Stated task | Show every line containing "value" by copying it.

Information provided |

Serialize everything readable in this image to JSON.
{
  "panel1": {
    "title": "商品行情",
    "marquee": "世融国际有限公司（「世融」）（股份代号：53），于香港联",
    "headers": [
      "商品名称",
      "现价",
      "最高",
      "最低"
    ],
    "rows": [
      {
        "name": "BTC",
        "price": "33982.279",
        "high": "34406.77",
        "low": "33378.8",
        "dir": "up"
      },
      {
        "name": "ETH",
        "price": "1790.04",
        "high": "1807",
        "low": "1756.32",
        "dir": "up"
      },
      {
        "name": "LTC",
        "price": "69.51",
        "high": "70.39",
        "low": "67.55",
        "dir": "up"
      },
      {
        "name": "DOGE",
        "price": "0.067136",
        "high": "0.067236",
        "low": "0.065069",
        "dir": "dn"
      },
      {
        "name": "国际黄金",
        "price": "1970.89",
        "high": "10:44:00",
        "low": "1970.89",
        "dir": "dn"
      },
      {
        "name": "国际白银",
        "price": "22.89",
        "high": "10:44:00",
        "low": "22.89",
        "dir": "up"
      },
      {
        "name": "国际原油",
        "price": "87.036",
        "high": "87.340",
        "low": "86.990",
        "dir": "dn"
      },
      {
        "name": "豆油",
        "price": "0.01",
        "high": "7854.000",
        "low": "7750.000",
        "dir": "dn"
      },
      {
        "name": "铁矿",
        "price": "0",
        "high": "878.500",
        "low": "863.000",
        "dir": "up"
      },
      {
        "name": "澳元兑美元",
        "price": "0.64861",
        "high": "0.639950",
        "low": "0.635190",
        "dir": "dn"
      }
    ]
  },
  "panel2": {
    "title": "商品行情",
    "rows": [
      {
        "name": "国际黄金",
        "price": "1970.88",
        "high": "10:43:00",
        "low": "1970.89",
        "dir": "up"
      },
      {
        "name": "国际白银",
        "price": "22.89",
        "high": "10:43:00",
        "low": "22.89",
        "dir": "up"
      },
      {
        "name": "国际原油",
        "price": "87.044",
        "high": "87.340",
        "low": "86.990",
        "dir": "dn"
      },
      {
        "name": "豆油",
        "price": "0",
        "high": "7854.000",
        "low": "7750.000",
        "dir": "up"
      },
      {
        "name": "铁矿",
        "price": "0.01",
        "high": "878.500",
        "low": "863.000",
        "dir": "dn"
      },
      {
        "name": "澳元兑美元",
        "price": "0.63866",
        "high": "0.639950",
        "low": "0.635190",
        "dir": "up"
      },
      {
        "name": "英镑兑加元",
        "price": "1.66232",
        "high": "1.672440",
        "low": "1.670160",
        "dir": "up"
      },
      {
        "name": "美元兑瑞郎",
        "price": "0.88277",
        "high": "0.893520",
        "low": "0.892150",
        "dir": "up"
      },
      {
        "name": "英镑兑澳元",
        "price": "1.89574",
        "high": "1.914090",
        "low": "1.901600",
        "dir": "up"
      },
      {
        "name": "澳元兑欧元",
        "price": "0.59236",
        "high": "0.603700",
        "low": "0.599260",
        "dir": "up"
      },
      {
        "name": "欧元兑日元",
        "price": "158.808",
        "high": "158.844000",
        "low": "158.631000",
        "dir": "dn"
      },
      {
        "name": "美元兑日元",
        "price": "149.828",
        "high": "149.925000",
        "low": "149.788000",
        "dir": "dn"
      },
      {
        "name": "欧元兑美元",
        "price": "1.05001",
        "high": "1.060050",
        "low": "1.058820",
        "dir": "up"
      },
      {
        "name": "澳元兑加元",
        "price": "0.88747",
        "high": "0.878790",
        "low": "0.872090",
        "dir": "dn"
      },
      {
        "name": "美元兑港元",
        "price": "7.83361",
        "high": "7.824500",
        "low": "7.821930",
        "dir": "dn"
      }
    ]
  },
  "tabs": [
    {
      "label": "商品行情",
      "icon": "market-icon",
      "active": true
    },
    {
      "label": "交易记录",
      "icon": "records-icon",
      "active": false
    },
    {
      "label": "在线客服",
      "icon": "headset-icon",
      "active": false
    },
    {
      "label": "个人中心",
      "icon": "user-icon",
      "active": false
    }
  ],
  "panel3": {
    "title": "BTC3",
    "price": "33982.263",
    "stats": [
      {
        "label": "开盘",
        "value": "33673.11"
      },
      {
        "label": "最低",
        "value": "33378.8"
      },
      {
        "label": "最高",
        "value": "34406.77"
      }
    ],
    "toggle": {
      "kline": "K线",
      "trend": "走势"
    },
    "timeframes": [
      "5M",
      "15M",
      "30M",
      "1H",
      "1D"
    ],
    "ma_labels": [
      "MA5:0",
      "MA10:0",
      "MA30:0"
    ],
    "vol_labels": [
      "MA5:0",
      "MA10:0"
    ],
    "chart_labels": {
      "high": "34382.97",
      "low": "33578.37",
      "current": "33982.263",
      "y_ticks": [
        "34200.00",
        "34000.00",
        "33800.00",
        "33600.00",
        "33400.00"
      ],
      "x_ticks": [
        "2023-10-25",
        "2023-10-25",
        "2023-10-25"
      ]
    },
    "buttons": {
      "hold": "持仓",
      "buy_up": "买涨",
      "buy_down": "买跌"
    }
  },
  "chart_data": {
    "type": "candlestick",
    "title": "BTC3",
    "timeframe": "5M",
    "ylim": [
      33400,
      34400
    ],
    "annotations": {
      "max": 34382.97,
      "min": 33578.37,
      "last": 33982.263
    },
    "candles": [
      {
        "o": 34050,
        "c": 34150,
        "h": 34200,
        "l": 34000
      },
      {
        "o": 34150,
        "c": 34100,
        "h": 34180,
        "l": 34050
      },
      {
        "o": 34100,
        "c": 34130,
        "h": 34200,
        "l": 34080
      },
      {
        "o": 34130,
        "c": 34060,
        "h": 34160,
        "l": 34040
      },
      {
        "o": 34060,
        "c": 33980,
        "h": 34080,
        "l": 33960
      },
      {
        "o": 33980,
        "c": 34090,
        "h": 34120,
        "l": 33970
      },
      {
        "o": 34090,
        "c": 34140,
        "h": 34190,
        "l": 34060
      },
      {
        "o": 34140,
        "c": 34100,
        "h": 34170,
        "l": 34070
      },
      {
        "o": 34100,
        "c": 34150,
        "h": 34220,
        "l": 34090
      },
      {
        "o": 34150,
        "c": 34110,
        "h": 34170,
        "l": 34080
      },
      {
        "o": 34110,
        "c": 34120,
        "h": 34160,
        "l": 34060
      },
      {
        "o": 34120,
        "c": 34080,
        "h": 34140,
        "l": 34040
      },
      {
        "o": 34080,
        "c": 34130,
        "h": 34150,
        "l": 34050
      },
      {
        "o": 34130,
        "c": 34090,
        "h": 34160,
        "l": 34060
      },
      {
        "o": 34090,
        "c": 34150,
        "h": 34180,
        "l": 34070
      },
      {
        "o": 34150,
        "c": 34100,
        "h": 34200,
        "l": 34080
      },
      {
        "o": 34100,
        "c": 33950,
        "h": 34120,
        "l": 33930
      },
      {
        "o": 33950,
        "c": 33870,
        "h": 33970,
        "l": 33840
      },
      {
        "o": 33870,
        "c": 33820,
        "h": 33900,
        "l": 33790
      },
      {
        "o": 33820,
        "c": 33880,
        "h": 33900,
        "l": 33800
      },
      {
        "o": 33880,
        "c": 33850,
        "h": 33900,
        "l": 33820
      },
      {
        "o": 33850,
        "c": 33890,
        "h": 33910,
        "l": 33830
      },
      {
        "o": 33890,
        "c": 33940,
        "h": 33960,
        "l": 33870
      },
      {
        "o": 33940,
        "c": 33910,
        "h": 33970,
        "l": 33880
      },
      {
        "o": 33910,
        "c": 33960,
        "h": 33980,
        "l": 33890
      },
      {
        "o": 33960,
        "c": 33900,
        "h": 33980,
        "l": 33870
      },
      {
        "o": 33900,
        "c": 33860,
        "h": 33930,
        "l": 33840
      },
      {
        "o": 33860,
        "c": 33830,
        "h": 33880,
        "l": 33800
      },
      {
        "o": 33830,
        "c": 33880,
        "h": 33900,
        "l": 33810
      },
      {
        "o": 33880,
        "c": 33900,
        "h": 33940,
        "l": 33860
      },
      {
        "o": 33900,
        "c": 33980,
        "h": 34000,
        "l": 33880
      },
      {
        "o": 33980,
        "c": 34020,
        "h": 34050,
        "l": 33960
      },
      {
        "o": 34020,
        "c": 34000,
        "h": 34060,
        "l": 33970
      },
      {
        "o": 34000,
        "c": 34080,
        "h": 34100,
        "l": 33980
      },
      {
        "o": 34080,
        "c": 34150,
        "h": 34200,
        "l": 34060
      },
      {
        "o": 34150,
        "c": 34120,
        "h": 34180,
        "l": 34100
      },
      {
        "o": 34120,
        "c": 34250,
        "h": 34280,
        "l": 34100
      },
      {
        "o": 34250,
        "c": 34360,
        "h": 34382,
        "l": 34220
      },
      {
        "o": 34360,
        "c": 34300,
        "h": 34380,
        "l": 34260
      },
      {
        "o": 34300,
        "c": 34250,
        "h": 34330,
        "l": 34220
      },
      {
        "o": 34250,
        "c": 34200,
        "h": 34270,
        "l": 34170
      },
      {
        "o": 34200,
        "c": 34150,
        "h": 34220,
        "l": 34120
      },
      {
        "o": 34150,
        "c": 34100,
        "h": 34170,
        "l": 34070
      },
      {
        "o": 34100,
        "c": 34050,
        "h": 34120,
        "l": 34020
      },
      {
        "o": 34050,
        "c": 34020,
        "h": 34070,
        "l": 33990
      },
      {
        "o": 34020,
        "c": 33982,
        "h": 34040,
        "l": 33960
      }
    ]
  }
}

Result of this task |
        "value": "33673.11"
        "value": "33378.8"
        "value": "34406.77"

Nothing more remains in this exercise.